Exercise task.
Exactly as written, quote every line that follows, skipping the images.

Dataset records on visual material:
···
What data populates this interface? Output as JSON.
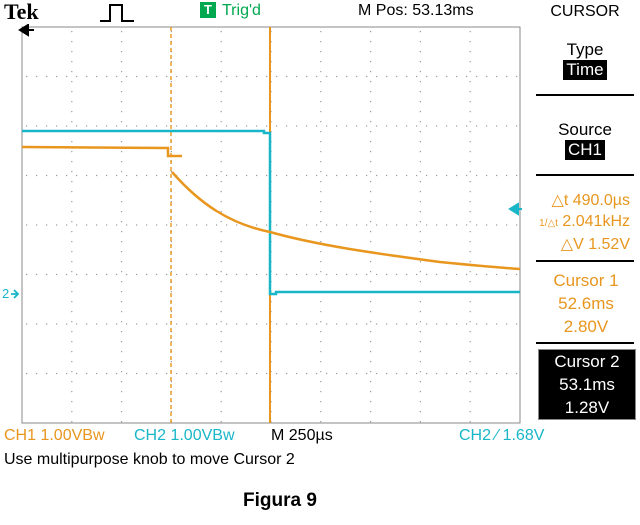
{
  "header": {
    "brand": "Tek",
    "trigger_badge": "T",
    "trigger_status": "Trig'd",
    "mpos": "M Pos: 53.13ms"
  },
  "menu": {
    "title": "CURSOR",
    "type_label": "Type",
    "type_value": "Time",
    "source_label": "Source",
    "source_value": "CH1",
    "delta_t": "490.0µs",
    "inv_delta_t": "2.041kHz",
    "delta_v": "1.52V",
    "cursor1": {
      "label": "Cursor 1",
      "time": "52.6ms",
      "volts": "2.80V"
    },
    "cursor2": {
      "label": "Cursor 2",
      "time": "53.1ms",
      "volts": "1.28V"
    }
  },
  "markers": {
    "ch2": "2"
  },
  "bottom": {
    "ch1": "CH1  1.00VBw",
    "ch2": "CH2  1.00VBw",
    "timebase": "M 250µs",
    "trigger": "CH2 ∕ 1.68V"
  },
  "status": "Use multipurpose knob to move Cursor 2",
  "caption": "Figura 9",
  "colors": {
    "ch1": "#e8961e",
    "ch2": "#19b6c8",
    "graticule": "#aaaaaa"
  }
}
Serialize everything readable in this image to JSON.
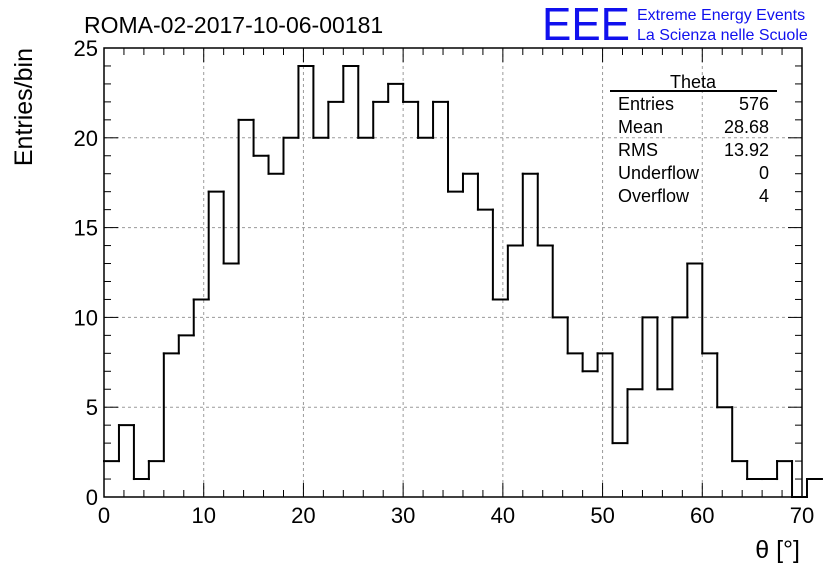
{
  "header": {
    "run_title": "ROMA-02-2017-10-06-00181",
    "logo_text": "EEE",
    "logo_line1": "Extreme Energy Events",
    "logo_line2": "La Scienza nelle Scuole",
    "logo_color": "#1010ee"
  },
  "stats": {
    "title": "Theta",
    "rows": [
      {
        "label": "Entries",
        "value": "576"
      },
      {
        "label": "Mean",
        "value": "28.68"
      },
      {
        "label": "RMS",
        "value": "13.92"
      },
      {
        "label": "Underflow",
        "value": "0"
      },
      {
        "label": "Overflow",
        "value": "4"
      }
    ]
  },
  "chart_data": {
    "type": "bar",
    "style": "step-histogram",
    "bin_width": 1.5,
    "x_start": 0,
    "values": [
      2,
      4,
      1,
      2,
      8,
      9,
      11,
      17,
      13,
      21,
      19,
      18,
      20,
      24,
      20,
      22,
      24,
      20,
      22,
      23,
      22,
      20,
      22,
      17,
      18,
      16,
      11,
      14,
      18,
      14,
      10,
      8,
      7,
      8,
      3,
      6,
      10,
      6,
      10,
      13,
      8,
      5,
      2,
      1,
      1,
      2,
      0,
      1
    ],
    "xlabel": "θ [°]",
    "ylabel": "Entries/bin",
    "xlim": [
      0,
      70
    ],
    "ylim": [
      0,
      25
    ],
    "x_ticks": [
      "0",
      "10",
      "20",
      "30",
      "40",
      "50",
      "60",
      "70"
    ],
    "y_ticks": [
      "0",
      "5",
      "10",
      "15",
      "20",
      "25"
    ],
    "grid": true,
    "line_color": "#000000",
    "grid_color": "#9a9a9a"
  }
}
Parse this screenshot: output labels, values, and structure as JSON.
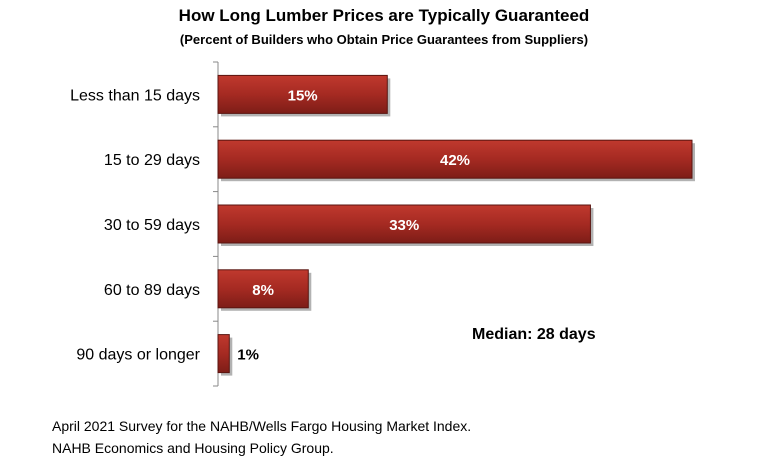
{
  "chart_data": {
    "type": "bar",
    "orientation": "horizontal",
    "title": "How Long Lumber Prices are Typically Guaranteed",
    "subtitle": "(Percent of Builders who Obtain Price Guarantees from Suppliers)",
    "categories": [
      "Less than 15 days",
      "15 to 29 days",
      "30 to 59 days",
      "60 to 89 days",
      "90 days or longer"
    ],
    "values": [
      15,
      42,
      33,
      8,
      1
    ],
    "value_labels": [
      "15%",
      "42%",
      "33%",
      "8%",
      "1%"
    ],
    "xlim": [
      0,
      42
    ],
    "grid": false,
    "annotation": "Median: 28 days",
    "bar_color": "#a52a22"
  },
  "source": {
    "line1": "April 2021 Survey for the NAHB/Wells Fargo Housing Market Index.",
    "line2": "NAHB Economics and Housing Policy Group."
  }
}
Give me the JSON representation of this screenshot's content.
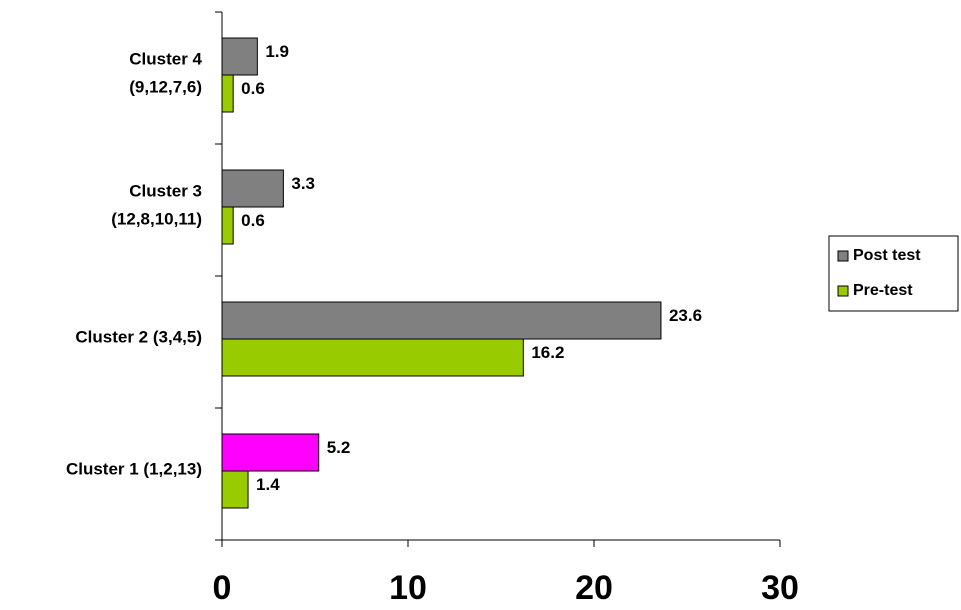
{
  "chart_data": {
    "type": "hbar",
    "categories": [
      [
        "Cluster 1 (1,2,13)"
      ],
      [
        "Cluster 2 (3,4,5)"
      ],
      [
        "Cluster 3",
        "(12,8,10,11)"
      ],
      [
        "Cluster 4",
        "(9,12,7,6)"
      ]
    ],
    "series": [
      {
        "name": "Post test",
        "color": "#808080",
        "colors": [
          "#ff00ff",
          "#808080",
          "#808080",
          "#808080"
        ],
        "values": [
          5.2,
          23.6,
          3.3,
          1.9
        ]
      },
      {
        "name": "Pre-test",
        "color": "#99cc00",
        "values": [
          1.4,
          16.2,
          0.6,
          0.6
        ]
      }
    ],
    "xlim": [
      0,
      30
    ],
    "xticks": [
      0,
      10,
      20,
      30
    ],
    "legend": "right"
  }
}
···
Answer.
What data populates this interface? Output as JSON.
{
  "header": {
    "brand": "Tek",
    "trigger_badge": "T",
    "trigger_status": "Trig'd",
    "mpos": "M Pos: 53.13ms"
  },
  "menu": {
    "title": "CURSOR",
    "type_label": "Type",
    "type_value": "Time",
    "source_label": "Source",
    "source_value": "CH1",
    "delta_t": "490.0µs",
    "inv_delta_t": "2.041kHz",
    "delta_v": "1.52V",
    "cursor1": {
      "label": "Cursor 1",
      "time": "52.6ms",
      "volts": "2.80V"
    },
    "cursor2": {
      "label": "Cursor 2",
      "time": "53.1ms",
      "volts": "1.28V"
    }
  },
  "markers": {
    "ch2": "2"
  },
  "bottom": {
    "ch1": "CH1  1.00VBw",
    "ch2": "CH2  1.00VBw",
    "timebase": "M 250µs",
    "trigger": "CH2 ∕ 1.68V"
  },
  "status": "Use multipurpose knob to move Cursor 2",
  "caption": "Figura 9",
  "colors": {
    "ch1": "#e8961e",
    "ch2": "#19b6c8",
    "graticule": "#aaaaaa"
  }
}
Serialize everything readable in this image to JSON.
{
  "header": {
    "run_title": "ROMA-02-2017-10-06-00181",
    "logo_text": "EEE",
    "logo_line1": "Extreme Energy Events",
    "logo_line2": "La Scienza nelle Scuole",
    "logo_color": "#1010ee"
  },
  "stats": {
    "title": "Theta",
    "rows": [
      {
        "label": "Entries",
        "value": "576"
      },
      {
        "label": "Mean",
        "value": "28.68"
      },
      {
        "label": "RMS",
        "value": "13.92"
      },
      {
        "label": "Underflow",
        "value": "0"
      },
      {
        "label": "Overflow",
        "value": "4"
      }
    ]
  },
  "chart_data": {
    "type": "bar",
    "style": "step-histogram",
    "bin_width": 1.5,
    "x_start": 0,
    "values": [
      2,
      4,
      1,
      2,
      8,
      9,
      11,
      17,
      13,
      21,
      19,
      18,
      20,
      24,
      20,
      22,
      24,
      20,
      22,
      23,
      22,
      20,
      22,
      17,
      18,
      16,
      11,
      14,
      18,
      14,
      10,
      8,
      7,
      8,
      3,
      6,
      10,
      6,
      10,
      13,
      8,
      5,
      2,
      1,
      1,
      2,
      0,
      1
    ],
    "xlabel": "θ [°]",
    "ylabel": "Entries/bin",
    "xlim": [
      0,
      70
    ],
    "ylim": [
      0,
      25
    ],
    "x_ticks": [
      "0",
      "10",
      "20",
      "30",
      "40",
      "50",
      "60",
      "70"
    ],
    "y_ticks": [
      "0",
      "5",
      "10",
      "15",
      "20",
      "25"
    ],
    "grid": true,
    "line_color": "#000000",
    "grid_color": "#9a9a9a"
  }
}
Parse this screenshot: output labels, values, and structure as JSON.
{
  "chart_data": {
    "type": "bar",
    "orientation": "horizontal",
    "title": "How Long Lumber Prices are Typically Guaranteed",
    "subtitle": "(Percent of Builders who Obtain Price Guarantees from Suppliers)",
    "categories": [
      "Less than 15 days",
      "15 to 29 days",
      "30 to 59 days",
      "60 to 89 days",
      "90 days or longer"
    ],
    "values": [
      15,
      42,
      33,
      8,
      1
    ],
    "value_labels": [
      "15%",
      "42%",
      "33%",
      "8%",
      "1%"
    ],
    "xlim": [
      0,
      42
    ],
    "grid": false,
    "annotation": "Median: 28 days",
    "bar_color": "#a52a22"
  },
  "source": {
    "line1": "April 2021 Survey for the NAHB/Wells Fargo Housing Market Index.",
    "line2": "NAHB Economics and Housing Policy Group."
  }
}
Give me the JSON representation of this screenshot's content.
{
  "chart_data": {
    "type": "hbar",
    "categories": [
      [
        "Cluster 1 (1,2,13)"
      ],
      [
        "Cluster 2 (3,4,5)"
      ],
      [
        "Cluster 3",
        "(12,8,10,11)"
      ],
      [
        "Cluster 4",
        "(9,12,7,6)"
      ]
    ],
    "series": [
      {
        "name": "Post test",
        "color": "#808080",
        "colors": [
          "#ff00ff",
          "#808080",
          "#808080",
          "#808080"
        ],
        "values": [
          5.2,
          23.6,
          3.3,
          1.9
        ]
      },
      {
        "name": "Pre-test",
        "color": "#99cc00",
        "values": [
          1.4,
          16.2,
          0.6,
          0.6
        ]
      }
    ],
    "xlim": [
      0,
      30
    ],
    "xticks": [
      0,
      10,
      20,
      30
    ],
    "legend": "right"
  }
}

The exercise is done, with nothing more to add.